* [TASK DESCRIPTION] Write out the full listing again, exactly as it stands.

---------- GIVEN INFORMATION ----------

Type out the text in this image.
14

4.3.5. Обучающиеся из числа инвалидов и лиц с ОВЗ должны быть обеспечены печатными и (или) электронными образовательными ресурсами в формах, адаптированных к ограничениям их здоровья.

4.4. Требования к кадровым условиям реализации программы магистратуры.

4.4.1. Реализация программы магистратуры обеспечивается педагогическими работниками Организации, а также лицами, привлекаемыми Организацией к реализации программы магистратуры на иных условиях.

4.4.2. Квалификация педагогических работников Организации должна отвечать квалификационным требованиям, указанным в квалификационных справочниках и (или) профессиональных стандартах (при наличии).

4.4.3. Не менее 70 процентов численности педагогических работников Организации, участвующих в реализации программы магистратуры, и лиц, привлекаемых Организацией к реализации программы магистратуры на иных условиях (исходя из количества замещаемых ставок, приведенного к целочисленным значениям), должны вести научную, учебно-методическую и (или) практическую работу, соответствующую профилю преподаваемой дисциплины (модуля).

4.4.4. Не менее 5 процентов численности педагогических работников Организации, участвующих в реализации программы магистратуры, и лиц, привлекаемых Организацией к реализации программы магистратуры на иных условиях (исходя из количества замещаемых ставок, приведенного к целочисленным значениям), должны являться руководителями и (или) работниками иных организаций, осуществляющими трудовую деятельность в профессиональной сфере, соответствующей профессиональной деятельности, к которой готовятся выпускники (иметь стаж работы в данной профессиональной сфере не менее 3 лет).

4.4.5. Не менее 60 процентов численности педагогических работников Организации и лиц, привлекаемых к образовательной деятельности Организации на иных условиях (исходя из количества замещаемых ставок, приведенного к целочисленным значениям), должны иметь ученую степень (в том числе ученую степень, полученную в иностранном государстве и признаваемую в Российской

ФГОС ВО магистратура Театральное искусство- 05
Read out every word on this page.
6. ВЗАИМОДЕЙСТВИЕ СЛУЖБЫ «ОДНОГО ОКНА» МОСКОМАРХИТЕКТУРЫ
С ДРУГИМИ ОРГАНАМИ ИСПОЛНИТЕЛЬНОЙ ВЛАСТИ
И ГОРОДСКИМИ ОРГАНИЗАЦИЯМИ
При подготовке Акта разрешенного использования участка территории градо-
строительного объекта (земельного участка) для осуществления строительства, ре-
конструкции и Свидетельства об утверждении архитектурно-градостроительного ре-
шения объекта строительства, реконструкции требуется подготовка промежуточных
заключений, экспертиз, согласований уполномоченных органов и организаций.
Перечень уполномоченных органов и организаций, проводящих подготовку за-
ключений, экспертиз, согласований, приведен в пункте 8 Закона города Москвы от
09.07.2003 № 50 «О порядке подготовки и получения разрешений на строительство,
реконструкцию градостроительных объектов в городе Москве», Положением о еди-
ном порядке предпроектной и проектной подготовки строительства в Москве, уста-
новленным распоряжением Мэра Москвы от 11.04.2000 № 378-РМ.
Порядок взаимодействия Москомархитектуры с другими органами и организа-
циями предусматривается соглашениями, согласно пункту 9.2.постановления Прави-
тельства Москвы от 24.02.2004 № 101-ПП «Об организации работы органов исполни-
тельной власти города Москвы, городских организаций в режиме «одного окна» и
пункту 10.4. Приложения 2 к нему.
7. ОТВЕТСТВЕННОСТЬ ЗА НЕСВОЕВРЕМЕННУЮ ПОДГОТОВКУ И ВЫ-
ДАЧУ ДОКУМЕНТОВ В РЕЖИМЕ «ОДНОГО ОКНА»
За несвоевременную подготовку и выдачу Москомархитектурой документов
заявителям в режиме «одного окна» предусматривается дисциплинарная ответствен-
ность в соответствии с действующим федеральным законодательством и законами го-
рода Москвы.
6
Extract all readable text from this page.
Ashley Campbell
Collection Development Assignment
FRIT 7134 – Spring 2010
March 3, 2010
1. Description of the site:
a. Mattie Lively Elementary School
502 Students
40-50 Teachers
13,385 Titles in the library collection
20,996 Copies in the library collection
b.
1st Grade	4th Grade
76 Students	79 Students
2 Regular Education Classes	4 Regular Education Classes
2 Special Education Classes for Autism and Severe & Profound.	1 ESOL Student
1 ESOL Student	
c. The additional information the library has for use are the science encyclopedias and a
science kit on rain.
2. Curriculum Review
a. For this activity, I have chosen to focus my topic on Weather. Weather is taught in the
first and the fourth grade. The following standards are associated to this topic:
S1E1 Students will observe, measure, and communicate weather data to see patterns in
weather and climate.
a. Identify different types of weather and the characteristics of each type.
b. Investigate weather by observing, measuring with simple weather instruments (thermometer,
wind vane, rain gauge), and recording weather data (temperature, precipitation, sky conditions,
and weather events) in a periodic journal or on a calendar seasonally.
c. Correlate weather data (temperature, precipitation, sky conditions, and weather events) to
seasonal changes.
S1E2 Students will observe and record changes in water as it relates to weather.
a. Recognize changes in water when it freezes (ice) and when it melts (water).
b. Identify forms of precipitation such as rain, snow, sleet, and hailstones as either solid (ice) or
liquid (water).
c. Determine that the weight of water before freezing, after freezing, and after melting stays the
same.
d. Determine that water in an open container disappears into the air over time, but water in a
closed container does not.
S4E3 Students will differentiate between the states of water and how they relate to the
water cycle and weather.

----------

* [ANSWER]
Type out the text in this image.
14

4.3.5. Обучающиеся из числа инвалидов и лиц с ОВЗ должны быть обеспечены печатными и (или) электронными образовательными ресурсами в формах, адаптированных к ограничениям их здоровья.

4.4. Требования к кадровым условиям реализации программы магистратуры.

4.4.1. Реализация программы магистратуры обеспечивается педагогическими работниками Организации, а также лицами, привлекаемыми Организацией к реализации программы магистратуры на иных условиях.

4.4.2. Квалификация педагогических работников Организации должна отвечать квалификационным требованиям, указанным в квалификационных справочниках и (или) профессиональных стандартах (при наличии).

4.4.3. Не менее 70 процентов численности педагогических работников Организации, участвующих в реализации программы магистратуры, и лиц, привлекаемых Организацией к реализации программы магистратуры на иных условиях (исходя из количества замещаемых ставок, приведенного к целочисленным значениям), должны вести научную, учебно-методическую и (или) практическую работу, соответствующую профилю преподаваемой дисциплины (модуля).

4.4.4. Не менее 5 процентов численности педагогических работников Организации, участвующих в реализации программы магистратуры, и лиц, привлекаемых Организацией к реализации программы магистратуры на иных условиях (исходя из количества замещаемых ставок, приведенного к целочисленным значениям), должны являться руководителями и (или) работниками иных организаций, осуществляющими трудовую деятельность в профессиональной сфере, соответствующей профессиональной деятельности, к которой готовятся выпускники (иметь стаж работы в данной профессиональной сфере не менее 3 лет).

4.4.5. Не менее 60 процентов численности педагогических работников Организации и лиц, привлекаемых к образовательной деятельности Организации на иных условиях (исходя из количества замещаемых ставок, приведенного к целочисленным значениям), должны иметь ученую степень (в том числе ученую степень, полученную в иностранном государстве и признаваемую в Российской

ФГОС ВО магистратура Театральное искусство- 05
Read out every word on this page.
6. ВЗАИМОДЕЙСТВИЕ СЛУЖБЫ «ОДНОГО ОКНА» МОСКОМАРХИТЕКТУРЫ
С ДРУГИМИ ОРГАНАМИ ИСПОЛНИТЕЛЬНОЙ ВЛАСТИ
И ГОРОДСКИМИ ОРГАНИЗАЦИЯМИ
При подготовке Акта разрешенного использования участка территории градо-
строительного объекта (земельного участка) для осуществления строительства, ре-
конструкции и Свидетельства об утверждении архитектурно-градостроительного ре-
шения объекта строительства, реконструкции требуется подготовка промежуточных
заключений, экспертиз, согласований уполномоченных органов и организаций.
Перечень уполномоченных органов и организаций, проводящих подготовку за-
ключений, экспертиз, согласований, приведен в пункте 8 Закона города Москвы от
09.07.2003 № 50 «О порядке подготовки и получения разрешений на строительство,
реконструкцию градостроительных объектов в городе Москве», Положением о еди-
ном порядке предпроектной и проектной подготовки строительства в Москве, уста-
новленным распоряжением Мэра Москвы от 11.04.2000 № 378-РМ.
Порядок взаимодействия Москомархитектуры с другими органами и организа-
циями предусматривается соглашениями, согласно пункту 9.2.постановления Прави-
тельства Москвы от 24.02.2004 № 101-ПП «Об организации работы органов исполни-
тельной власти города Москвы, городских организаций в режиме «одного окна» и
пункту 10.4. Приложения 2 к нему.
7. ОТВЕТСТВЕННОСТЬ ЗА НЕСВОЕВРЕМЕННУЮ ПОДГОТОВКУ И ВЫ-
ДАЧУ ДОКУМЕНТОВ В РЕЖИМЕ «ОДНОГО ОКНА»
За несвоевременную подготовку и выдачу Москомархитектурой документов
заявителям в режиме «одного окна» предусматривается дисциплинарная ответствен-
ность в соответствии с действующим федеральным законодательством и законами го-
рода Москвы.
6
Extract all readable text from this page.
Ashley Campbell
Collection Development Assignment
FRIT 7134 – Spring 2010
March 3, 2010
1. Description of the site:
a. Mattie Lively Elementary School
502 Students
40-50 Teachers
13,385 Titles in the library collection
20,996 Copies in the library collection
b.
1st Grade	4th Grade
76 Students	79 Students
2 Regular Education Classes	4 Regular Education Classes
2 Special Education Classes for Autism and Severe & Profound.	1 ESOL Student
1 ESOL Student	
c. The additional information the library has for use are the science encyclopedias and a
science kit on rain.
2. Curriculum Review
a. For this activity, I have chosen to focus my topic on Weather. Weather is taught in the
first and the fourth grade. The following standards are associated to this topic:
S1E1 Students will observe, measure, and communicate weather data to see patterns in
weather and climate.
a. Identify different types of weather and the characteristics of each type.
b. Investigate weather by observing, measuring with simple weather instruments (thermometer,
wind vane, rain gauge), and recording weather data (temperature, precipitation, sky conditions,
and weather events) in a periodic journal or on a calendar seasonally.
c. Correlate weather data (temperature, precipitation, sky conditions, and weather events) to
seasonal changes.
S1E2 Students will observe and record changes in water as it relates to weather.
a. Recognize changes in water when it freezes (ice) and when it melts (water).
b. Identify forms of precipitation such as rain, snow, sleet, and hailstones as either solid (ice) or
liquid (water).
c. Determine that the weight of water before freezing, after freezing, and after melting stays the
same.
d. Determine that water in an open container disappears into the air over time, but water in a
closed container does not.
S4E3 Students will differentiate between the states of water and how they relate to the
water cycle and weather.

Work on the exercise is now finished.